--- RECORDS PROVIDED ---
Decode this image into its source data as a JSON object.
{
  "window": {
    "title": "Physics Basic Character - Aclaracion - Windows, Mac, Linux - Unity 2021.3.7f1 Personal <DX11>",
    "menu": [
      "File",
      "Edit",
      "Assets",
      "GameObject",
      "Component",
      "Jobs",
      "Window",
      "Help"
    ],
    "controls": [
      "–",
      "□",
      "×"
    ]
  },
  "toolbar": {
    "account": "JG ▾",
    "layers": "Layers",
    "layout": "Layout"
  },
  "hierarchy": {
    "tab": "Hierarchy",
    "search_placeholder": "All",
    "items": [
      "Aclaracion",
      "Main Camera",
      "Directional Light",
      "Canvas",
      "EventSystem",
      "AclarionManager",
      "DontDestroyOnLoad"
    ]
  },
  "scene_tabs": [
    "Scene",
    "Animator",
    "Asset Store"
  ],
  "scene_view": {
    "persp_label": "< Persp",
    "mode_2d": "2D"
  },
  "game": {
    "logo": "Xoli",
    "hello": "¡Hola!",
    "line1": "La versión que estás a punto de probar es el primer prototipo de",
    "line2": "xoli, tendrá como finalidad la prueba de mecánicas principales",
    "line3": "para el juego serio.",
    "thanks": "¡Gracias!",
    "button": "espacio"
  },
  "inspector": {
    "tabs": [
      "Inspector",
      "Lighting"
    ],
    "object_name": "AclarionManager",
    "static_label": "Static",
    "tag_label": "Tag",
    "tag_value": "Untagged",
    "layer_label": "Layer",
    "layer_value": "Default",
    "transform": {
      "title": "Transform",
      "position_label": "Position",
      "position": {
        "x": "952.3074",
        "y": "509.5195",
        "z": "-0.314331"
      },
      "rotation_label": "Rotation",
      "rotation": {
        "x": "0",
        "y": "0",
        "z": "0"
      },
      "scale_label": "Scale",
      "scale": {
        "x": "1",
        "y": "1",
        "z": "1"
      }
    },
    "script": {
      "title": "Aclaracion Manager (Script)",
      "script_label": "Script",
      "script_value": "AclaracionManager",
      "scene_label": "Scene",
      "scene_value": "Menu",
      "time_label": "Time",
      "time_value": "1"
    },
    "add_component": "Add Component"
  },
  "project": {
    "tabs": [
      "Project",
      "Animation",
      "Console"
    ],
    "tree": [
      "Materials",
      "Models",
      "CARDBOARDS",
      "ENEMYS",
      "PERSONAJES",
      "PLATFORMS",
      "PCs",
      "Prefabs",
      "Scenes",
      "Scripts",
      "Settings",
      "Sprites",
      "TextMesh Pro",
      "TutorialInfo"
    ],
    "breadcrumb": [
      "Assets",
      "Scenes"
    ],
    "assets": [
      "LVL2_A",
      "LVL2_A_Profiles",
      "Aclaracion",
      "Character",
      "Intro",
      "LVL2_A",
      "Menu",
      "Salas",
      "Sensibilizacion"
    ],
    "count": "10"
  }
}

--- DIRECTIONS ---
Transcribe all entries exactly as they are given.

--- COMPLETED TASK ---
Decode this image into its source data as a JSON object.
{
  "window": {
    "title": "Physics Basic Character - Aclaracion - Windows, Mac, Linux - Unity 2021.3.7f1 Personal <DX11>",
    "menu": [
      "File",
      "Edit",
      "Assets",
      "GameObject",
      "Component",
      "Jobs",
      "Window",
      "Help"
    ],
    "controls": [
      "–",
      "□",
      "×"
    ]
  },
  "toolbar": {
    "account": "JG ▾",
    "layers": "Layers",
    "layout": "Layout"
  },
  "hierarchy": {
    "tab": "Hierarchy",
    "search_placeholder": "All",
    "items": [
      "Aclaracion",
      "Main Camera",
      "Directional Light",
      "Canvas",
      "EventSystem",
      "AclarionManager",
      "DontDestroyOnLoad"
    ]
  },
  "scene_tabs": [
    "Scene",
    "Animator",
    "Asset Store"
  ],
  "scene_view": {
    "persp_label": "< Persp",
    "mode_2d": "2D"
  },
  "game": {
    "logo": "Xoli",
    "hello": "¡Hola!",
    "line1": "La versión que estás a punto de probar es el primer prototipo de",
    "line2": "xoli, tendrá como finalidad la prueba de mecánicas principales",
    "line3": "para el juego serio.",
    "thanks": "¡Gracias!",
    "button": "espacio"
  },
  "inspector": {
    "tabs": [
      "Inspector",
      "Lighting"
    ],
    "object_name": "AclarionManager",
    "static_label": "Static",
    "tag_label": "Tag",
    "tag_value": "Untagged",
    "layer_label": "Layer",
    "layer_value": "Default",
    "transform": {
      "title": "Transform",
      "position_label": "Position",
      "position": {
        "x": "952.3074",
        "y": "509.5195",
        "z": "-0.314331"
      },
      "rotation_label": "Rotation",
      "rotation": {
        "x": "0",
        "y": "0",
        "z": "0"
      },
      "scale_label": "Scale",
      "scale": {
        "x": "1",
        "y": "1",
        "z": "1"
      }
    },
    "script": {
      "title": "Aclaracion Manager (Script)",
      "script_label": "Script",
      "script_value": "AclaracionManager",
      "scene_label": "Scene",
      "scene_value": "Menu",
      "time_label": "Time",
      "time_value": "1"
    },
    "add_component": "Add Component"
  },
  "project": {
    "tabs": [
      "Project",
      "Animation",
      "Console"
    ],
    "tree": [
      "Materials",
      "Models",
      "CARDBOARDS",
      "ENEMYS",
      "PERSONAJES",
      "PLATFORMS",
      "PCs",
      "Prefabs",
      "Scenes",
      "Scripts",
      "Settings",
      "Sprites",
      "TextMesh Pro",
      "TutorialInfo"
    ],
    "breadcrumb": [
      "Assets",
      "Scenes"
    ],
    "assets": [
      "LVL2_A",
      "LVL2_A_Profiles",
      "Aclaracion",
      "Character",
      "Intro",
      "LVL2_A",
      "Menu",
      "Salas",
      "Sensibilizacion"
    ],
    "count": "10"
  }
}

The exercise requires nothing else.